■ Work to complete:
Where a line in the listing contains the string "screenshot", copy that line out.

■ Entries with figure data:
-------------------------

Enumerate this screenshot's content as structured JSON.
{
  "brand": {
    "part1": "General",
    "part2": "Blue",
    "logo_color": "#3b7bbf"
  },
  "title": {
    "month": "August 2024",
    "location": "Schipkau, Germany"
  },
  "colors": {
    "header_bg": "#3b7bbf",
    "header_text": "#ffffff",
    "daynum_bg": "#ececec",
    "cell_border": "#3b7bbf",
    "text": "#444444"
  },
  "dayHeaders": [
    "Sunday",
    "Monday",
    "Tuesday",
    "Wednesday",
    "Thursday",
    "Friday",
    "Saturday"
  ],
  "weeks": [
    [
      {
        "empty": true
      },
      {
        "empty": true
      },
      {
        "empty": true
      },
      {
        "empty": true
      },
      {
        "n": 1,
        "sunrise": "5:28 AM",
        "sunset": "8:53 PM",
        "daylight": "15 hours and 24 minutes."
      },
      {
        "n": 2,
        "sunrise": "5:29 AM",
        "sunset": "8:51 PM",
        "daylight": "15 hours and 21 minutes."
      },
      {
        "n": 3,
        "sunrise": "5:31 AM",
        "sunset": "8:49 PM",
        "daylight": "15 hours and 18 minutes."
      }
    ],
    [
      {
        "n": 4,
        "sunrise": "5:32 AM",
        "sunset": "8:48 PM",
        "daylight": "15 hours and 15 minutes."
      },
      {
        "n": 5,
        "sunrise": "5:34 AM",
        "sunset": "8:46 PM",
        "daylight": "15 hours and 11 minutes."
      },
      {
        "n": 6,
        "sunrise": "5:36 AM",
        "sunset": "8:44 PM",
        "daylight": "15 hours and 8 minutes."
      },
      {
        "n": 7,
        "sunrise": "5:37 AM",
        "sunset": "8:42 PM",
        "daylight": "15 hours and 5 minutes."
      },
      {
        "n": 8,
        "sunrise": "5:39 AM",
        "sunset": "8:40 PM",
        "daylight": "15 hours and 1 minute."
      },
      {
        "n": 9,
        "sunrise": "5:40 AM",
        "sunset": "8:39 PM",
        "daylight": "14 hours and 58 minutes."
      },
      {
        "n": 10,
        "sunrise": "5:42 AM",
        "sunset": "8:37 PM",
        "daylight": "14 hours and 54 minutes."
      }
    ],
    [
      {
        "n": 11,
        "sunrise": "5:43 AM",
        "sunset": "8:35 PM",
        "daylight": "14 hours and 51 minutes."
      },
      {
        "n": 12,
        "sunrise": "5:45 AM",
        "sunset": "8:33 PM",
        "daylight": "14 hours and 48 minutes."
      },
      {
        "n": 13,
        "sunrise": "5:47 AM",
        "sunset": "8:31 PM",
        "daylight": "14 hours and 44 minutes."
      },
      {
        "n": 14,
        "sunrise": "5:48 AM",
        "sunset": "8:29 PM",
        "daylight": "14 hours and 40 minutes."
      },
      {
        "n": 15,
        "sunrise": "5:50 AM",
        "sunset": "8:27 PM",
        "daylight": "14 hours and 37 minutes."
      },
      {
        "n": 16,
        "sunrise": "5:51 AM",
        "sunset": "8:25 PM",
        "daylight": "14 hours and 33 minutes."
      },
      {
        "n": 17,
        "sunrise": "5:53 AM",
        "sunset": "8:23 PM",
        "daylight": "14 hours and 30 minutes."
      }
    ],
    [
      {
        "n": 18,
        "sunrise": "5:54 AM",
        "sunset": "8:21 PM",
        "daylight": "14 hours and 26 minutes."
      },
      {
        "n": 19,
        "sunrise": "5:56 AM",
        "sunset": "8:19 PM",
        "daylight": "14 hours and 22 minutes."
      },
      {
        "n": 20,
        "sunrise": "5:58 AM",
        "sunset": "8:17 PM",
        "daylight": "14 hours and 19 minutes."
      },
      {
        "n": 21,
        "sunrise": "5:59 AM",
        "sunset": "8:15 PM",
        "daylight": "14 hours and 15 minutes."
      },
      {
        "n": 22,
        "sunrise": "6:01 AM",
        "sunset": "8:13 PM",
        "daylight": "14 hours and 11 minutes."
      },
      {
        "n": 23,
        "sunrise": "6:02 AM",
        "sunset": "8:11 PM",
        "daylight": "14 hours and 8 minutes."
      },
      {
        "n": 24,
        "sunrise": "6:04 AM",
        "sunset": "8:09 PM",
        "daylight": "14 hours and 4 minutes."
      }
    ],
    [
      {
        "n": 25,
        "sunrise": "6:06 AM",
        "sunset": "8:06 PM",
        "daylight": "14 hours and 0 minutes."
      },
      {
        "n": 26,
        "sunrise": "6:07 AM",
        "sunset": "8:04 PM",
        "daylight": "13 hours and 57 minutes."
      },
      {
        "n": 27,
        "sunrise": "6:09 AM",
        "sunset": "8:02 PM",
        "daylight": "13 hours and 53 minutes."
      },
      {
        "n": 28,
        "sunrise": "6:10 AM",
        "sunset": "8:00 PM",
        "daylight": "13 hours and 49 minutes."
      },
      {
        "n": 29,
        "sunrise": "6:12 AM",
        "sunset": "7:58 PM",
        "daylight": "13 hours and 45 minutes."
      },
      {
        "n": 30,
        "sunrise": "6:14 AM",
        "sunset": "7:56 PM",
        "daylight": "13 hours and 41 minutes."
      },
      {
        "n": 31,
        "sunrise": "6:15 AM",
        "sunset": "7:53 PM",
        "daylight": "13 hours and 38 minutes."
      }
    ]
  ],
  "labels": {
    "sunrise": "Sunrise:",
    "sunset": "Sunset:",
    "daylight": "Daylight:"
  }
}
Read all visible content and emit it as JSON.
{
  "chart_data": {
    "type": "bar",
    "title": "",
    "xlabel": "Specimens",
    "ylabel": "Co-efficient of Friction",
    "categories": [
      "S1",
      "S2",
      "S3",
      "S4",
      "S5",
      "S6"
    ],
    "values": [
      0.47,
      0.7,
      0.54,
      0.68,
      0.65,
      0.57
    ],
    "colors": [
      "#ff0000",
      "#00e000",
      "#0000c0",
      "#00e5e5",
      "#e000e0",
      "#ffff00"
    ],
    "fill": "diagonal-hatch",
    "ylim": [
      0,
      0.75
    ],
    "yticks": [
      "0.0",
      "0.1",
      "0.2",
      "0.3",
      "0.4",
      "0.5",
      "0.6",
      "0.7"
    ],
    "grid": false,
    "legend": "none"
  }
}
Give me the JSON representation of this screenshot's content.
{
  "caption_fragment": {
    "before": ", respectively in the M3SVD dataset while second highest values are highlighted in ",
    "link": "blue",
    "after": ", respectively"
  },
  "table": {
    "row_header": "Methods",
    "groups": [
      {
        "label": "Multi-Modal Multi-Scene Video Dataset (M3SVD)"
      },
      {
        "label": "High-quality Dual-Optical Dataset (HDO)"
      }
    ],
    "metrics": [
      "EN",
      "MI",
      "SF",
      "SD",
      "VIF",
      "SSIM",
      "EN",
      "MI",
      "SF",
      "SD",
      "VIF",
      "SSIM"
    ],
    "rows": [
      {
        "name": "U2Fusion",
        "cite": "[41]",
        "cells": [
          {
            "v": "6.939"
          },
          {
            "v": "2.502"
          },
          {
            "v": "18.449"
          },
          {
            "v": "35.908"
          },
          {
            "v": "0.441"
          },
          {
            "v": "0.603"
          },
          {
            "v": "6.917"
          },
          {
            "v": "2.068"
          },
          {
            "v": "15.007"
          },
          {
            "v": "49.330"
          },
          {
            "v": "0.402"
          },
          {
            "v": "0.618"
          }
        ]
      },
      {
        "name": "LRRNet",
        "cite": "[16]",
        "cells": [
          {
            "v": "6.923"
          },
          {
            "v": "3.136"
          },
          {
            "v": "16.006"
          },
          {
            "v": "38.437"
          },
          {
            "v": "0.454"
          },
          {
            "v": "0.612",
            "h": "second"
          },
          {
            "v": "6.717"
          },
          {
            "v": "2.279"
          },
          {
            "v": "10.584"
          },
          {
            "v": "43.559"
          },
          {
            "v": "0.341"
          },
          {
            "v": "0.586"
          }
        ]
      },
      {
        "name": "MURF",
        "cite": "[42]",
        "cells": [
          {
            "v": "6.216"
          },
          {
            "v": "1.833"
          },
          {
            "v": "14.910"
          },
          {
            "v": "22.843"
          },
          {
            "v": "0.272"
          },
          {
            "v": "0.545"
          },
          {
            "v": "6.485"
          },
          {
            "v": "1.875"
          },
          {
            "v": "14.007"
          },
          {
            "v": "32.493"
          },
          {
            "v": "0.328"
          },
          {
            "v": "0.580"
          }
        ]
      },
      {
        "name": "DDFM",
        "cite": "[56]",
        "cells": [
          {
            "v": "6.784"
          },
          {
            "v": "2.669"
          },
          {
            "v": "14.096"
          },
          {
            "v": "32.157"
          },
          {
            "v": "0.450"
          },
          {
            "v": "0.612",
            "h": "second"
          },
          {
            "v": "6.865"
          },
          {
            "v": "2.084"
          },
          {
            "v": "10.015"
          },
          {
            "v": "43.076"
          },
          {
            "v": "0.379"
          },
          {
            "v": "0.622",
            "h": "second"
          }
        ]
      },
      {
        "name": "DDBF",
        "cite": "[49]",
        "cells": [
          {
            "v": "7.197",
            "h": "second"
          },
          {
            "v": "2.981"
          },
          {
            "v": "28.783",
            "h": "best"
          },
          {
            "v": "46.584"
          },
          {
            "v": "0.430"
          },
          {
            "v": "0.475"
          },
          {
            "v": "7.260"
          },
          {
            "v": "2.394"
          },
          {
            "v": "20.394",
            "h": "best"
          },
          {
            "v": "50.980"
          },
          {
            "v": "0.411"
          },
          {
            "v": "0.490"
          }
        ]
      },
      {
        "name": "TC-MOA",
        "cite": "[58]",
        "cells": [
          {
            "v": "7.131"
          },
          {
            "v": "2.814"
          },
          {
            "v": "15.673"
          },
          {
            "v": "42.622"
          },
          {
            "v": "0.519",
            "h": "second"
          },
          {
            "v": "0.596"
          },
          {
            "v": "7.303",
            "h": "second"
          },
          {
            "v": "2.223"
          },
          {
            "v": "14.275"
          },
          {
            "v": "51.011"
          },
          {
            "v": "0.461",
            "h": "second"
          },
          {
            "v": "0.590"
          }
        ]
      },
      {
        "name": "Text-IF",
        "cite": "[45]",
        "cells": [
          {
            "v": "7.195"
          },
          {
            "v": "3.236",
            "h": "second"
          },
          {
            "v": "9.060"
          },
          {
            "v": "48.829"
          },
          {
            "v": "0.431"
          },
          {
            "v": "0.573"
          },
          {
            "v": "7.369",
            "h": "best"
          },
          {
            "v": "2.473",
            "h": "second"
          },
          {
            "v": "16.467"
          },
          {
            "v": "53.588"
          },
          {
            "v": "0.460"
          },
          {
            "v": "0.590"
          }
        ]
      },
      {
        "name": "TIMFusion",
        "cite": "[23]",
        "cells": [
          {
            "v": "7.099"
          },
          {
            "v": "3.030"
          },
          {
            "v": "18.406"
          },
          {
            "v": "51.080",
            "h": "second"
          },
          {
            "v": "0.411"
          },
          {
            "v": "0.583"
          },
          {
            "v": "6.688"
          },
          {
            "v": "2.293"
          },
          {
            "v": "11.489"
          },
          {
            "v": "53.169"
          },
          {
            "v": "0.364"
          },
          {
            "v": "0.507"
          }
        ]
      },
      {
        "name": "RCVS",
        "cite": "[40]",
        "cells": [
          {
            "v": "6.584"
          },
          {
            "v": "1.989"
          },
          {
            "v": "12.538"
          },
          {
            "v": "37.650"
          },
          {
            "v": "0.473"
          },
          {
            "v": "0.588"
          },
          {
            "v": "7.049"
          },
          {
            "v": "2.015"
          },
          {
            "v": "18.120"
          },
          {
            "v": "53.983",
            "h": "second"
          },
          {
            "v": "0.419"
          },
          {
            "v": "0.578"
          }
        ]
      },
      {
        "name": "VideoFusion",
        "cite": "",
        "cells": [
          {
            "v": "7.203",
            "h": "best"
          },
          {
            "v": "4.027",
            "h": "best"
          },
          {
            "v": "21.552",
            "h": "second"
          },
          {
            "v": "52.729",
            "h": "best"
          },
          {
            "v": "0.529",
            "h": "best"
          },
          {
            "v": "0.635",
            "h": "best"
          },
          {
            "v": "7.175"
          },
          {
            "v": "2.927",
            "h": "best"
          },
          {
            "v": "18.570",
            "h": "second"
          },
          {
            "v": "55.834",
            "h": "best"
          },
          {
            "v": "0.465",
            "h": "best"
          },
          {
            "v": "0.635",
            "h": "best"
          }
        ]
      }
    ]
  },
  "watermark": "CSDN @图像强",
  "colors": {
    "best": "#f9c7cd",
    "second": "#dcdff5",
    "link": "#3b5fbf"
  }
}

-------------------------

■ Problem solution:
Enumerate this screenshot's content as structured JSON.
Give me the JSON representation of this screenshot's content.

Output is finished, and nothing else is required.